Stated task: From the listing below, pick out each line with the word "paciente".

Information provided:
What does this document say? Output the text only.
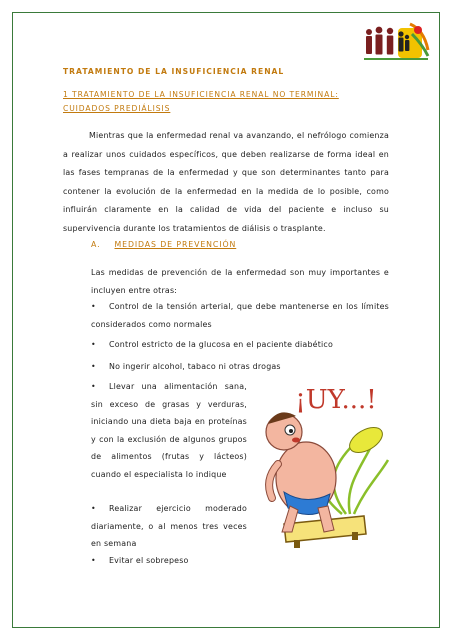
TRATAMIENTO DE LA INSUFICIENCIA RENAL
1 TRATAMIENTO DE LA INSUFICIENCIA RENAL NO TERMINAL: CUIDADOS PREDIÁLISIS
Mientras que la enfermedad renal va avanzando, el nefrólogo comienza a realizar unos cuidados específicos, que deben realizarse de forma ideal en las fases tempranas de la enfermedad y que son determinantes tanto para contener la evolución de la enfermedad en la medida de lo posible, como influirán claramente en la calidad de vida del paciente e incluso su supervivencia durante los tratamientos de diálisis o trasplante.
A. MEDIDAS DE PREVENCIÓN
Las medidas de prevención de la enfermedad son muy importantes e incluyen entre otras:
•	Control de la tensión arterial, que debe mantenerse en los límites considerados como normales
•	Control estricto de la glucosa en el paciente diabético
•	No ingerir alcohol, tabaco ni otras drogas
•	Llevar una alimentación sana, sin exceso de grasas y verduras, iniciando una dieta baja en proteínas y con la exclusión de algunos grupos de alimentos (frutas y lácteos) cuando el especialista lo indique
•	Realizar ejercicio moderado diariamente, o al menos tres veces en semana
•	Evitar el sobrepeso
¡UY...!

---

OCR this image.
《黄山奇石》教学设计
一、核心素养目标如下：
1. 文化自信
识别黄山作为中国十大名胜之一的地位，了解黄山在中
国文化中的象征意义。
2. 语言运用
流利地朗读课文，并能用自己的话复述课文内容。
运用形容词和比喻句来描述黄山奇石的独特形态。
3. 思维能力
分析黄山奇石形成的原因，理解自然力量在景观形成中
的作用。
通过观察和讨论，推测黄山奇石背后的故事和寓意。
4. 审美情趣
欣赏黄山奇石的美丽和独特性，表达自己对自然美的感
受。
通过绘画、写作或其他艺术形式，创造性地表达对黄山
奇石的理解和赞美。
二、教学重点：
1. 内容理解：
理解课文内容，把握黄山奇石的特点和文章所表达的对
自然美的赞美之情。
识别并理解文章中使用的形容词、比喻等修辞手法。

Final answer:
Mientras que la enfermedad renal va avanzando, el nefrólogo comienza a realizar unos cuidados específicos, que deben realizarse de forma ideal en las fases tempranas de la enfermedad y que son determinantes tanto para contener la evolución de la enfermedad en la medida de lo posible, como influirán claramente en la calidad de vida del paciente e incluso su supervivencia durante los tratamientos de diálisis o trasplante.
•	Control estricto de la glucosa en el paciente diabético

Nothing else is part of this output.